■ Estratto ■
------------------------------------

Così dice Wikipedia e io ci credo (ho visto, mi ricordo, c’ero, confermo), e nel credere mi inchino a questa orgia di cifre che, oggettivamente, fanno impressione e resteranno scolpite a lungo – o chissà, per sempre. Ne avrebbero diritto e facoltà. Ho fatto un ripassino sull’enciclopedia on line perché, come ho sempre confessato, non sono un fanatico zanettiano, ma riconosco nello zanettismo – quella particolare condizione sportiva  in cui si fondono fedeltà, longevità, serietà e qualità morali e sportive assortite – una cosa rara che va celebrata.

------------------------------------

■ Voci del dataset ■
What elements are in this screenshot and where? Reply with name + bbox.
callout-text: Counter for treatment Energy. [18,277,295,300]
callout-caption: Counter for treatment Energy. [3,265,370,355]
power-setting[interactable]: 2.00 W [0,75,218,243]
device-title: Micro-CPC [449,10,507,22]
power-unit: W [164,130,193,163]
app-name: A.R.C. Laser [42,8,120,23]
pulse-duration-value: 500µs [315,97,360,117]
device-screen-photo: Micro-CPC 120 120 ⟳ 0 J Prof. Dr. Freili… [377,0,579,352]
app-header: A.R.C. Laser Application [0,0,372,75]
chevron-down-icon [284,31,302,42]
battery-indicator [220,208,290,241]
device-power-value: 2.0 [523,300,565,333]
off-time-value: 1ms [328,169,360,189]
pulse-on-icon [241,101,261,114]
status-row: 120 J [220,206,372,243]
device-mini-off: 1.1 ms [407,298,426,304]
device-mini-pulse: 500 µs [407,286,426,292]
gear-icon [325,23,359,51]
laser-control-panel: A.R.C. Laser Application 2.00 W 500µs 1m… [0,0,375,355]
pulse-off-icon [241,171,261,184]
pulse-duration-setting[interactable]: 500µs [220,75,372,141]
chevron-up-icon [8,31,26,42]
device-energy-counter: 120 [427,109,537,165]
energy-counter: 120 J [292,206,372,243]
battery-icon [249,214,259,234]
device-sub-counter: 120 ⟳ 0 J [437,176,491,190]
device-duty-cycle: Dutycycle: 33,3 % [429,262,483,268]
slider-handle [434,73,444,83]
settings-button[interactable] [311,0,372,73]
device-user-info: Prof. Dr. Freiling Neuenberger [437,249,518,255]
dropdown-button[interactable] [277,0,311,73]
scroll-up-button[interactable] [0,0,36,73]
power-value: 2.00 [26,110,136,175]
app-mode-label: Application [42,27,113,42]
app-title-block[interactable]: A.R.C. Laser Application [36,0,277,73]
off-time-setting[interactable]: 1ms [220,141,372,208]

------------------------------------

■ Istruzioni ■
#1 Nell'estratto sullo zanettismo, quali qualità si fondono nella particolare condizione sportiva che l'autore chiama zanettismo?
#2 Scrivi il seguito dell'estratto sullo zanettismo, partendo dopo la sua ultima frase.
L'elenco è materiale a sé stante, separato dall'estratto sullo zanettismo.

■ Risposte ■
#1 Fedeltà, longevità, serietà e qualità morali e sportive assortite.

#2
Javier Zanetti per me è tante cose, anche – anzi, spesso – in contrasto tra di loro. Si chiude la carriera di uno che ha giocato 19 anni nell’Inter da titolare, 15 da capitano. Numeri incommensurabili che hanno riscritto le statistiche nerazzure. 19 anni: un sacco di tempo. E’ stato il capitano di Inter insignificanti, zuzzurellone, sprecone, colossalmente sfigate, fallimentari, buggerate. E poi il capitano di Inter orgogliose, ciniche, vincenti, straripanti, triplettiste. L’Inter delle barzellette e l’Inter più vincente di ogni tempo hanno entrambe il suo volto, i suoi zigomi, la sua pettinatura scientificamente inspiegabile, le sue gambe sovrumane, le sue artistiche fasce da capitano. Il meglio e il peggio degli ultimi vent’anni di Inter sono vestiti di quella maglia numero 4.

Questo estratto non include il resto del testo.